## Begin EXCERPTED TEXT
# Stoeger M2000 vs. TriStar Viper vs. Mossberg 935



## Srohls22 (Nov 19, 2008)

I'm in the business of purchasing a new gun and I figured no place better to ask questions than this forum. It's filled with experienced hunters right? A little background on my gun history is this. I'm a college student who hunts regularly for pheasants, duck, and geese. Right now I have a Mossberg Silver Edition O/U for upland birds and an older 870 for waterfowl. I'm looking to upgrade to an automatic and I don't have the funds for the more expensive Berettas or Benellis.

Anyways, I'm looking for a relatively cheap gun that I can use primarily for waterfowl. These three guns seem to fit the category. I'm wondering what everyone's opinion is on these guns and the pro's and con's of each.


----------



## duckslyr (Nov 27, 2008)

I would either stick with the 870 or get an 11-87. stoeger is crap and mossbergs are too high maintenace. as for Tristar i cant really tell you for sure but you get what you pay for.


----------



## kota bear (Jan 4, 2008)
## End EXCERPTED TEXT
* [GOAL]: Reproduce the passage of the shotgun thread starting with "I would either" and going on through "(Jan 4, 2008)". Rely solely on the shotgun thread for what follows.
## Begin SOURCE MATERIAL
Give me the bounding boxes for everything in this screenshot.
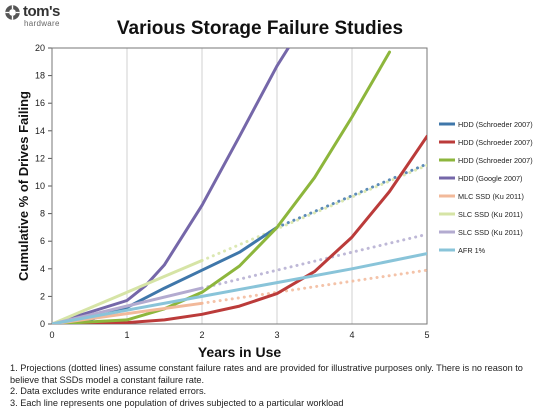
## End SOURCE MATERIAL
* [TASK ANSWER]:
I would either stick with the 870 or get an 11-87. stoeger is crap and mossbergs are too high maintenace. as for Tristar i cant really tell you for sure but you get what you pay for.


----------



## kota bear (Jan 4, 2008)